[Data excerpts]
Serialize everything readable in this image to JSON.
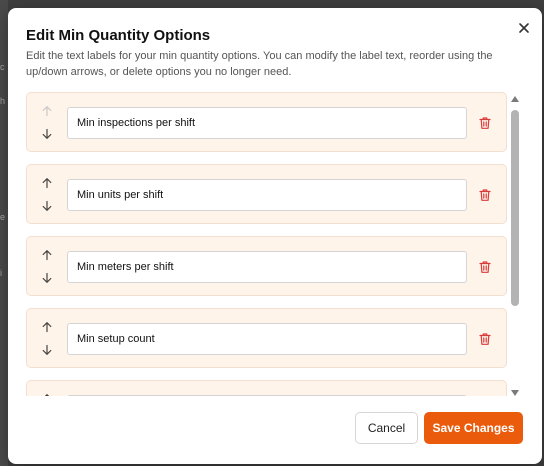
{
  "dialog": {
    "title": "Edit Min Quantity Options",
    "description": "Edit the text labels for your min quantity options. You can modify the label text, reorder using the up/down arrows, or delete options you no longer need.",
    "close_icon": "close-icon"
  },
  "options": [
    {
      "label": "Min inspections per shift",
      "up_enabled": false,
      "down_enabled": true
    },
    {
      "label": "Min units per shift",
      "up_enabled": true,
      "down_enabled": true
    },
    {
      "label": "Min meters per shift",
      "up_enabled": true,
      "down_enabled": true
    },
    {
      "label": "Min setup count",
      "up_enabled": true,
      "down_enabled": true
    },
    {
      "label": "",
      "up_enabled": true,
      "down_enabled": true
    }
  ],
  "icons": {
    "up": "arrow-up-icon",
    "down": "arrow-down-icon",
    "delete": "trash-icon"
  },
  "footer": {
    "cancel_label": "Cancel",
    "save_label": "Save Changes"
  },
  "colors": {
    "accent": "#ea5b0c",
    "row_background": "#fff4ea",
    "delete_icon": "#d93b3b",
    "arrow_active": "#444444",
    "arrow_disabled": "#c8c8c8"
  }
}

* * *

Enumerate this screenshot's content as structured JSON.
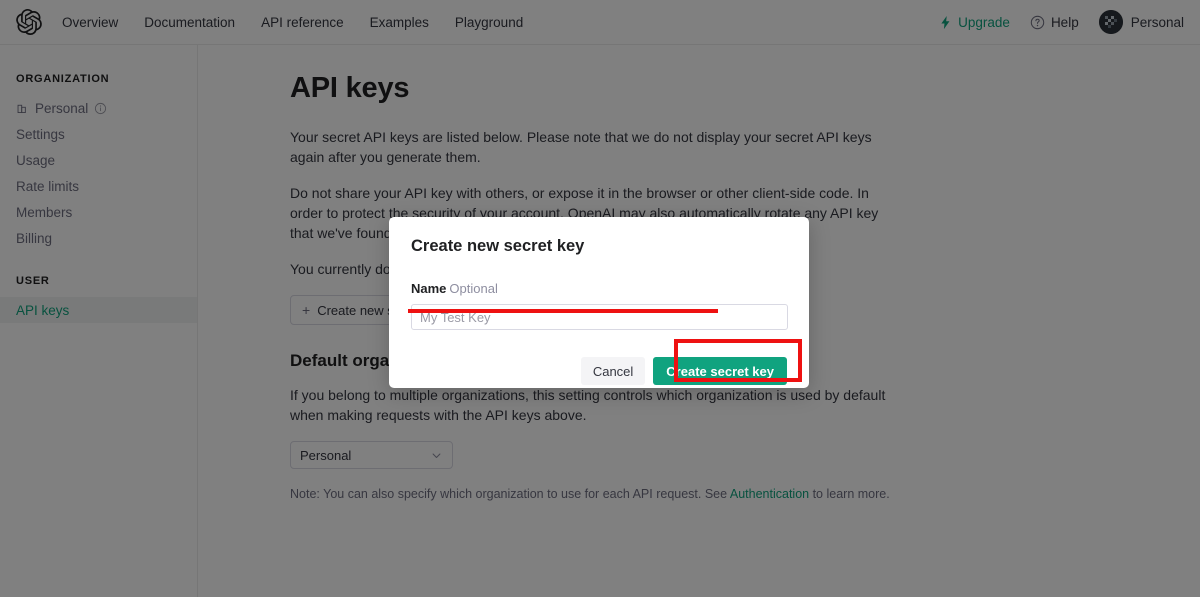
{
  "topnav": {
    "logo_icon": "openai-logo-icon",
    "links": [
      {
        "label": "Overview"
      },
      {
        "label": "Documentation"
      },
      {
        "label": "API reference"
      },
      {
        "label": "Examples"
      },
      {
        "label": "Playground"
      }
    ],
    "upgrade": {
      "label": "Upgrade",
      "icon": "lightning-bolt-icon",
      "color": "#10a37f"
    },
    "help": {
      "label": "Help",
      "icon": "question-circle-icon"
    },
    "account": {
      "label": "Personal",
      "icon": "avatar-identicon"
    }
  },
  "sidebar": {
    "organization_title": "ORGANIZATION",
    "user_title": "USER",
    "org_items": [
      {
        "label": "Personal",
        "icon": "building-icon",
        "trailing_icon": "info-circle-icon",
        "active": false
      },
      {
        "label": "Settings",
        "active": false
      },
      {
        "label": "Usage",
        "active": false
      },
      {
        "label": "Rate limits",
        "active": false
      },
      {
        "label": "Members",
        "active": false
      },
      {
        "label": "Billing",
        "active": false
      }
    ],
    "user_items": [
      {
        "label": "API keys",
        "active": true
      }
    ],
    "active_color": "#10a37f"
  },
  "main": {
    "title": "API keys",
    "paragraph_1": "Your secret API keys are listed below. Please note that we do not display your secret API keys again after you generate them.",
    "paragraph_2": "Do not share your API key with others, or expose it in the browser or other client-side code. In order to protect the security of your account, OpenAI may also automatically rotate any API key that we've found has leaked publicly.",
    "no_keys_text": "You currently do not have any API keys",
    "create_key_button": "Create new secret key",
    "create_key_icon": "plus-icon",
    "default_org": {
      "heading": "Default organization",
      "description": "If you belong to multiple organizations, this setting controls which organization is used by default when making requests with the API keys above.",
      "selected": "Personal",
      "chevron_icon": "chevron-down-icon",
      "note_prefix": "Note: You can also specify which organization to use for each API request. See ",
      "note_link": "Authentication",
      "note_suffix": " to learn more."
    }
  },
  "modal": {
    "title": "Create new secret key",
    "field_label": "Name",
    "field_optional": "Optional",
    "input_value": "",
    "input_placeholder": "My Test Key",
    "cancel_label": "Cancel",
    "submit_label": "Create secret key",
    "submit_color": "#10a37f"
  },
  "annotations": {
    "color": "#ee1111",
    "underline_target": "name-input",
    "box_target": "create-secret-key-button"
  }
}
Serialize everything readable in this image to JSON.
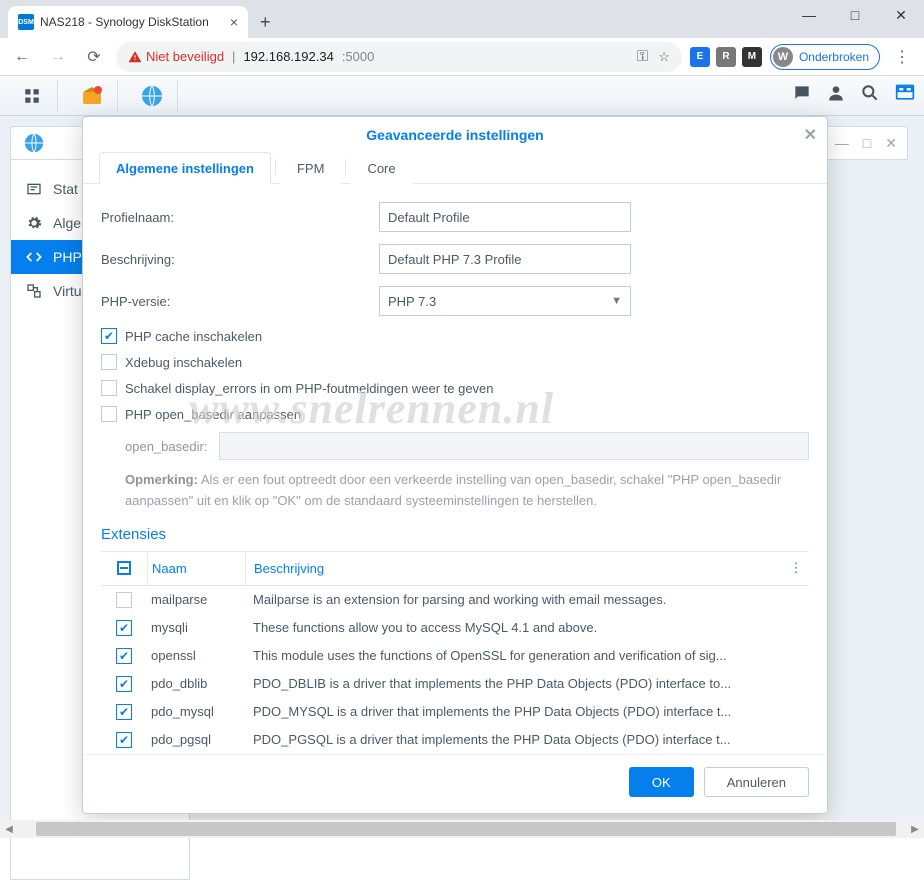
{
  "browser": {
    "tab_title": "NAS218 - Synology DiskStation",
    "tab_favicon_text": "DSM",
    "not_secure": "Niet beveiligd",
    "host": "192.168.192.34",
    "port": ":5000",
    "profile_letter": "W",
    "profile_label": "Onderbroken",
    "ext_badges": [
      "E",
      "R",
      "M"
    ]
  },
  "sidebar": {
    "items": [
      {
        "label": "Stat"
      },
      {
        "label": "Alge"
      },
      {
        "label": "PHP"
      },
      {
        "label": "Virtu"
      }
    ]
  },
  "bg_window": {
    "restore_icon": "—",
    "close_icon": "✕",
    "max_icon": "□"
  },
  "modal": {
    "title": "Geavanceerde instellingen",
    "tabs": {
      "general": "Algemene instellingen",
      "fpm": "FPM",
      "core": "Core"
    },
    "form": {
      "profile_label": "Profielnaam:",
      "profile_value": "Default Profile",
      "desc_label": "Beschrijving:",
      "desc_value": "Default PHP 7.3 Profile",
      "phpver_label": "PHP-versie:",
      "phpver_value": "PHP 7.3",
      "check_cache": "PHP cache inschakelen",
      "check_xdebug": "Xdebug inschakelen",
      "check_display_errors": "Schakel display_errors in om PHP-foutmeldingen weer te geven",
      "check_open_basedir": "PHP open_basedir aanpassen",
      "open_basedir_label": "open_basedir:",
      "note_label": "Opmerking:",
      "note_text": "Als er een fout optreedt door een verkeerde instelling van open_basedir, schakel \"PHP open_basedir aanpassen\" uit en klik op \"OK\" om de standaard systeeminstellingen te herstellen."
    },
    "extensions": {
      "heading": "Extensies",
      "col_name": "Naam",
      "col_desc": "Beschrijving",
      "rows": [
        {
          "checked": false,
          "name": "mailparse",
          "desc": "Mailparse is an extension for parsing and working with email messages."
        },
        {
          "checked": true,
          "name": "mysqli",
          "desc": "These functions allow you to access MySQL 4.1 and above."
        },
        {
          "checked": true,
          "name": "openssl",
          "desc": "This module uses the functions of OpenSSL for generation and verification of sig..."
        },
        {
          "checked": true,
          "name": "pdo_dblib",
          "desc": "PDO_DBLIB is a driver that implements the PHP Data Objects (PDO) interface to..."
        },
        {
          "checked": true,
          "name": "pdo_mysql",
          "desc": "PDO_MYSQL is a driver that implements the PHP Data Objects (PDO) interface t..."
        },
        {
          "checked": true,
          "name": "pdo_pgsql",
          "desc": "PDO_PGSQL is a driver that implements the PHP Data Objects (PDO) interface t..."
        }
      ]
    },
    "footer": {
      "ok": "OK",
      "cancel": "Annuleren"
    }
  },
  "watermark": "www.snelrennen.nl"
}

==

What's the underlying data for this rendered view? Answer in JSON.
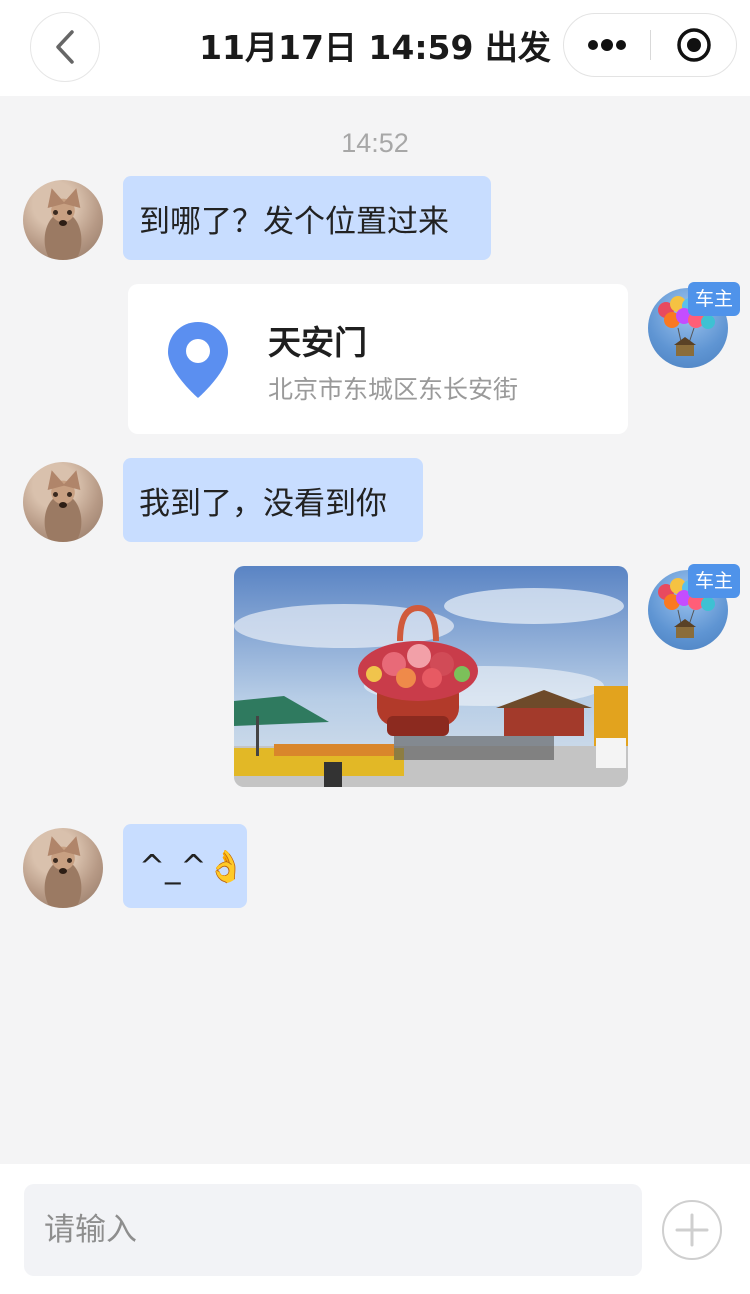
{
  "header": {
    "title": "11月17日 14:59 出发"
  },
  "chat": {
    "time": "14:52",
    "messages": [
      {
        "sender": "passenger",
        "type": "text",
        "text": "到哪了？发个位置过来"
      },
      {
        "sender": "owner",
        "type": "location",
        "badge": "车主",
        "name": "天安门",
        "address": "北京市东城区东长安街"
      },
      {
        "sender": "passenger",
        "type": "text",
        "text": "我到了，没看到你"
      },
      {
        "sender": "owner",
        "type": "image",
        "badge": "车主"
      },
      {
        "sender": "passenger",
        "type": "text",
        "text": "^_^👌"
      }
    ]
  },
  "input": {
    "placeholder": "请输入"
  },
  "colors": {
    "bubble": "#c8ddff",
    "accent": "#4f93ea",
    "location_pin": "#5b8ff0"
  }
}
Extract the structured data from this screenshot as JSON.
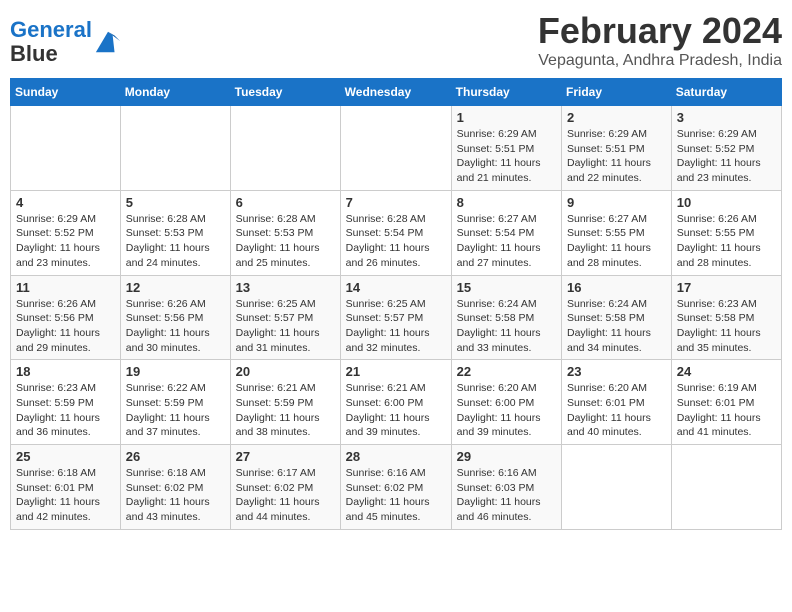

== WRITTEN REQUEST ==
Start at the line containing "What's the underlying" and stop at the line containing "Extract the structured"; transcribe those lines exactly, skipping pictures.

== RESPONSE TO THIS EXERCISE ==
What's the underlying data for this rendered view? Answer in JSON.
{
  "header": {
    "title": "11月17日 14:59 出发"
  },
  "chat": {
    "time": "14:52",
    "messages": [
      {
        "sender": "passenger",
        "type": "text",
        "text": "到哪了？发个位置过来"
      },
      {
        "sender": "owner",
        "type": "location",
        "badge": "车主",
        "name": "天安门",
        "address": "北京市东城区东长安街"
      },
      {
        "sender": "passenger",
        "type": "text",
        "text": "我到了，没看到你"
      },
      {
        "sender": "owner",
        "type": "image",
        "badge": "车主"
      },
      {
        "sender": "passenger",
        "type": "text",
        "text": "^_^👌"
      }
    ]
  },
  "input": {
    "placeholder": "请输入"
  },
  "colors": {
    "bubble": "#c8ddff",
    "accent": "#4f93ea",
    "location_pin": "#5b8ff0"
  }
}
Extract the structured data from this screenshot as JSON.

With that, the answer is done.